START Text provided

Ireland has, of course, produced some of the finest writers in the world. Oscar Wilde, James Joyce, Sean O’Casey and Jonathan Swift et al have all made their unique mark on the literary lexicon. And we’ve
already mentioned that alcohol is a central part of the Dublin way of life. What could be more typically Dublinesque than to marry the two. And so was the literary pub crawl born: a wonderful, rambling journey through the best bits of Irish literary history with a few snifters of the Guinness thrown in.
For some peace and tranquillity, you might want to spend an hour or two at Trinity College, Ireland’s oldest Uni and right in the heart of the city, only a short walk from Molly Malone on Grafton St. Lovely buildings and grounds and, of course, the Book of Kells in the Old Library. Be prepared for a bit of a queue though. We recommend that you join one of the guided tours. They are usually led by students or postgrads from the University and can be eventful. Something about studying at Trinity seems to bring out the Oscar Wilde in them all. The cultural event, though, that gets the Plumbers ‘u-bend’ of approval is the short taxi ride (see the Getting to the Course section) to Dalymount Park to see Bohemians play. The Eircom Irish league champions provide excellent entertainment and you’ll get good craic from the crowd. Boh-es ’til we die.
Go to Dublin at Easter time for the parades and songs of the 1916 Rising, where O’Connell Street is packed with people and the lampposts are adorned with faces of the martyrs of that rising.  .
Take the plane. Ryanair flights are plentiful and cheap with the trip taking no more than an hour from most civilised parts of the UK.
Getting To The Course
If you’re heading out to Fairyhouse for the racing, you’ll need a car or a taxi unless you want to slum it with the hoi polloi on one of the many extra buses put on by the Corporation on race days. We recommend the taxi option, and we’d go as far as to recommend a driver. Ray is yer man, call him on his mobile, 086 345 2081. Not only will he take where you want to go, but he will give you the inside story on everything en route, from horse racing to the Papal visit. Ray’s unique view is a true Dublin experience. If easily offended by profanity, take the bus. In fact, if you’re easily offended by profanity you’d be better not going to Dublin at all at all. Access to/from the course is via one single track road so it gets busy. The last time we were there the Garda decided it would be a good idea to allow only incoming traffic prior to the meeting. Presumably, the idea was to minimise congestion by trapping everyone at the course for the whole afternoon.
About The Course
Fairyhouse is a grand course on a grand scale. It’s a good few miles outside the city (it’s at Ratoath about 15 miles north of Dublin) so remember to book Ray. Views are excellent with a large grandstand accommodating a vociferous and good-natured crowd. Fairyhouse also hosts one of the biggest bars you are ever likely to see in your life. Betting is pretty much the same as in the rest of the UK with plenty of on-course bookies to choose from. There is ample opportunity to polish up your Irish accent too.
The website carries scant details of hospitality offerings, fixtures, admission prices and so on.
What to Wear
Horse racing is such a central part of Irish life that you will find it very much a family occasion. So the rule for the well-dressed plumber is wear what you like. Barbour and Burberry or Winfield and WhatEvery’s: they’re all in great abundance at the course.

END Text provided
START Record set

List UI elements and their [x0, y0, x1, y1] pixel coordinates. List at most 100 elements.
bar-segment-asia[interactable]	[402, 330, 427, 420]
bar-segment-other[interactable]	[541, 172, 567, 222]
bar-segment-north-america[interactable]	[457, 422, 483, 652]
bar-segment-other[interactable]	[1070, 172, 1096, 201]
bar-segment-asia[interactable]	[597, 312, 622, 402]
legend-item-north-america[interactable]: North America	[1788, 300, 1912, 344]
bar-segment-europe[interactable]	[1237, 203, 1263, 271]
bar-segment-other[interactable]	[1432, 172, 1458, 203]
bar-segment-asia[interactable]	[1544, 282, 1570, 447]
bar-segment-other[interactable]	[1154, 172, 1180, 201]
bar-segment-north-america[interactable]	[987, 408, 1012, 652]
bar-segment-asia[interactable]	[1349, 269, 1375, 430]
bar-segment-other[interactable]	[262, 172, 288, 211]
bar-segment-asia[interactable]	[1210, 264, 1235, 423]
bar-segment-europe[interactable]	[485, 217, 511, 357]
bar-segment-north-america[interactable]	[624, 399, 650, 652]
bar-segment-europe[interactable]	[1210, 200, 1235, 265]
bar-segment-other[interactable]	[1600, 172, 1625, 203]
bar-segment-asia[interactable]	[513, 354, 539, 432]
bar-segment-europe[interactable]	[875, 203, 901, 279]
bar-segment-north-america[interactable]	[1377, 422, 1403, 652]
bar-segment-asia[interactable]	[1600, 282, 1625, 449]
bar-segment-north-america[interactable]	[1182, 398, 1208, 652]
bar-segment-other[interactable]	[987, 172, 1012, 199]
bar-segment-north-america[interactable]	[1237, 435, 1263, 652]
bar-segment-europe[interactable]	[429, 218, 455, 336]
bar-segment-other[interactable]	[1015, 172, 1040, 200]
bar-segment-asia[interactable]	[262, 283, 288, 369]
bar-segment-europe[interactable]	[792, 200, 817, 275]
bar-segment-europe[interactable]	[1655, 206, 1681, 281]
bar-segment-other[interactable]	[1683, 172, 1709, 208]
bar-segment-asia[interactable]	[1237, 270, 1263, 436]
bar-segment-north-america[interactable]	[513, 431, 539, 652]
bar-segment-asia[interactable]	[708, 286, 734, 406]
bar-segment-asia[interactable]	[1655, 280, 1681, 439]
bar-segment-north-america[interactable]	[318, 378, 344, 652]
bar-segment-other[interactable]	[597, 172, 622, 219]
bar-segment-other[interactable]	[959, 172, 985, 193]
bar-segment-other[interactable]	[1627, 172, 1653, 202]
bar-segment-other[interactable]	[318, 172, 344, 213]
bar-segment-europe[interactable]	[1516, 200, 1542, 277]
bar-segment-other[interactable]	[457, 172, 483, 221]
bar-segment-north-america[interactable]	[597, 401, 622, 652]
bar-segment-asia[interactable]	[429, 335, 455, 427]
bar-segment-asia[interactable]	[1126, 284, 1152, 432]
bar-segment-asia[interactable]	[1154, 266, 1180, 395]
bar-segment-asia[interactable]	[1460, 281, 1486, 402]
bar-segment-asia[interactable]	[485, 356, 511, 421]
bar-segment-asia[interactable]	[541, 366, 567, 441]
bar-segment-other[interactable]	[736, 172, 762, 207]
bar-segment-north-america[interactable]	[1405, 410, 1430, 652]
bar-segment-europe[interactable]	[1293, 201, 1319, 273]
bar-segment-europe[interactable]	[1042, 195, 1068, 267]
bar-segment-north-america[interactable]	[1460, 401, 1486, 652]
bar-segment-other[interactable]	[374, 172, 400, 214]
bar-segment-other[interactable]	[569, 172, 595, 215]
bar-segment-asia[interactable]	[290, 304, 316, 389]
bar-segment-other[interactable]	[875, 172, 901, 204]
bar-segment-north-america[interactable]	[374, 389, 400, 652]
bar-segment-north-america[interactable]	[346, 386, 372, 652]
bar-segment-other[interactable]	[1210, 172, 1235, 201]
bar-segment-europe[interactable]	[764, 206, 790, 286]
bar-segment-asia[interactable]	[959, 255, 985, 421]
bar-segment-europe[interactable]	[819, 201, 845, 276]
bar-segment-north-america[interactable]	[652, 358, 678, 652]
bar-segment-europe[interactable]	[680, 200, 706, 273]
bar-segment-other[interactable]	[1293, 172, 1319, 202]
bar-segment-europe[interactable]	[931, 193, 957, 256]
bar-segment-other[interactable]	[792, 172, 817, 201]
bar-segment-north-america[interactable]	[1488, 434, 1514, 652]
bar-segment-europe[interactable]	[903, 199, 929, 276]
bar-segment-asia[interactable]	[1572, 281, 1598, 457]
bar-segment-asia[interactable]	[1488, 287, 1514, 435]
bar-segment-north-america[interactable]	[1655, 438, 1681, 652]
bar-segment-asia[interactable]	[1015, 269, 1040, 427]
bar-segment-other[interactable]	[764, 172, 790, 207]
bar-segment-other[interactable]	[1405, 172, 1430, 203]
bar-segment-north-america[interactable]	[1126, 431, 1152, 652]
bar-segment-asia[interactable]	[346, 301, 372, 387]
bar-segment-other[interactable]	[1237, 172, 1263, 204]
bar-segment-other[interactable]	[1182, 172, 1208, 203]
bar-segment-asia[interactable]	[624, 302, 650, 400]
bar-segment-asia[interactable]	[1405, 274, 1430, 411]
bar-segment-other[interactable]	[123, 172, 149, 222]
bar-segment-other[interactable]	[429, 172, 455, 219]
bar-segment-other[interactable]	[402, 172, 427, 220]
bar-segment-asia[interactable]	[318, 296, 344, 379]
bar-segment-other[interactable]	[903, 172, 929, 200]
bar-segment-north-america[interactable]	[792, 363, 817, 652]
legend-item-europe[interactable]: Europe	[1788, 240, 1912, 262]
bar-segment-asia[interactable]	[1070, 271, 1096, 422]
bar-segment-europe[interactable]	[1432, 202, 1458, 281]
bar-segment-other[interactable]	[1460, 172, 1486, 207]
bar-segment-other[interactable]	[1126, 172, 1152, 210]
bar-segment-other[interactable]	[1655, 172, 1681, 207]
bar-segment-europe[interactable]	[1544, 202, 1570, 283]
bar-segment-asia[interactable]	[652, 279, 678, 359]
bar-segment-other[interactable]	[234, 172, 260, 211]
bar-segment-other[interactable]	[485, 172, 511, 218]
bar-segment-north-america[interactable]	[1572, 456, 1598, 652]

END Record set

▶ _Assignment 1_: According to the Dublin guide, where is Fairyhouse located?
▶ _Assignment 2_: Extract the passage of the Dublin guide between "For some peace" and "Boh-es ’til we die.", inclusive.

▶ _Answer space 1_: At Ratoath, about 15 miles north of Dublin.

▶ _Answer space 2_:
For some peace and tranquillity, you might want to spend an hour or two at Trinity College, Ireland’s oldest Uni and right in the heart of the city, only a short walk from Molly Malone on Grafton St. Lovely buildings and grounds and, of course, the Book of Kells in the Old Library. Be prepared for a bit of a queue though. We recommend that you join one of the guided tours. They are usually led by students or postgrads from the University and can be eventful. Something about studying at Trinity seems to bring out the Oscar Wilde in them all. The cultural event, though, that gets the Plumbers ‘u-bend’ of approval is the short taxi ride (see the Getting to the Course section) to Dalymount Park to see Bohemians play. The Eircom Irish league champions provide excellent entertainment and you’ll get good craic from the crowd. Boh-es ’til we die.